TASK REQUIREMENTS
Restate each of the lines given below, word for word.

EXTRACTED RECORDS
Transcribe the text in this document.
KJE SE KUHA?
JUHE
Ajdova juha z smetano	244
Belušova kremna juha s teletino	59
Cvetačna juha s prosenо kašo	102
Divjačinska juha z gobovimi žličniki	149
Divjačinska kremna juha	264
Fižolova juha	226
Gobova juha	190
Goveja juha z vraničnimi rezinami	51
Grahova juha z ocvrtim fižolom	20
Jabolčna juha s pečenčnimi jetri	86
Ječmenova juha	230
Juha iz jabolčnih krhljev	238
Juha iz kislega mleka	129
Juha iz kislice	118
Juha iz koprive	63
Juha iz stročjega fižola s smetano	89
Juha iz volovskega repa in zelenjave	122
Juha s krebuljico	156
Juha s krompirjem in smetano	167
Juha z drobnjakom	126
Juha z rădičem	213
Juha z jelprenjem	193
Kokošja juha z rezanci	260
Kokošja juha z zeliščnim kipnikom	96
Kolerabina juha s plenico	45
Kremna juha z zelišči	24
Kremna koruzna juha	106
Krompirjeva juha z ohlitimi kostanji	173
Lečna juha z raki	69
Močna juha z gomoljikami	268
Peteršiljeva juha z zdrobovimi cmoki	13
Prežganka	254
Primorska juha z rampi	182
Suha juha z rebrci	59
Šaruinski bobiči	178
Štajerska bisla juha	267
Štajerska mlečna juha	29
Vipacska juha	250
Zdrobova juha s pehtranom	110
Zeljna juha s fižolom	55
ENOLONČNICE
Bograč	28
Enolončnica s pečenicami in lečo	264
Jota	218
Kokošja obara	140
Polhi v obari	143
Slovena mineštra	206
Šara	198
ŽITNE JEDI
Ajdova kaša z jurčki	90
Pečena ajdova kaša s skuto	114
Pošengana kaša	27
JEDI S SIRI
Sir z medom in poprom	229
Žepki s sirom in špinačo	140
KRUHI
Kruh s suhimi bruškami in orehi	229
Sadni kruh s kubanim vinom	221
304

ANSWER TO THE TASK
Transcribe the text in this document.
KJE SE KUHA?
JUHE
Ajdova juha z smetano	244
Belušova kremna juha s teletino	59
Cvetačna juha s prosenо kašo	102
Divjačinska juha z gobovimi žličniki	149
Divjačinska kremna juha	264
Fižolova juha	226
Gobova juha	190
Goveja juha z vraničnimi rezinami	51
Grahova juha z ocvrtim fižolom	20
Jabolčna juha s pečenčnimi jetri	86
Ječmenova juha	230
Juha iz jabolčnih krhljev	238
Juha iz kislega mleka	129
Juha iz kislice	118
Juha iz koprive	63
Juha iz stročjega fižola s smetano	89
Juha iz volovskega repa in zelenjave	122
Juha s krebuljico	156
Juha s krompirjem in smetano	167
Juha z drobnjakom	126
Juha z rădičem	213
Juha z jelprenjem	193
Kokošja juha z rezanci	260
Kokošja juha z zeliščnim kipnikom	96
Kolerabina juha s plenico	45
Kremna juha z zelišči	24
Kremna koruzna juha	106
Krompirjeva juha z ohlitimi kostanji	173
Lečna juha z raki	69
Močna juha z gomoljikami	268
Peteršiljeva juha z zdrobovimi cmoki	13
Prežganka	254
Primorska juha z rampi	182
Suha juha z rebrci	59
Šaruinski bobiči	178
Štajerska bisla juha	267
Štajerska mlečna juha	29
Vipacska juha	250
Zdrobova juha s pehtranom	110
Zeljna juha s fižolom	55
ENOLONČNICE
Bograč	28
Enolončnica s pečenicami in lečo	264
Jota	218
Kokošja obara	140
Polhi v obari	143
Slovena mineštra	206
Šara	198
ŽITNE JEDI
Ajdova kaša z jurčki	90
Pečena ajdova kaša s skuto	114
Pošengana kaša	27
JEDI S SIRI
Sir z medom in poprom	229
Žepki s sirom in špinačo	140
KRUHI
Kruh s suhimi bruškami in orehi	229
Sadni kruh s kubanim vinom	221
304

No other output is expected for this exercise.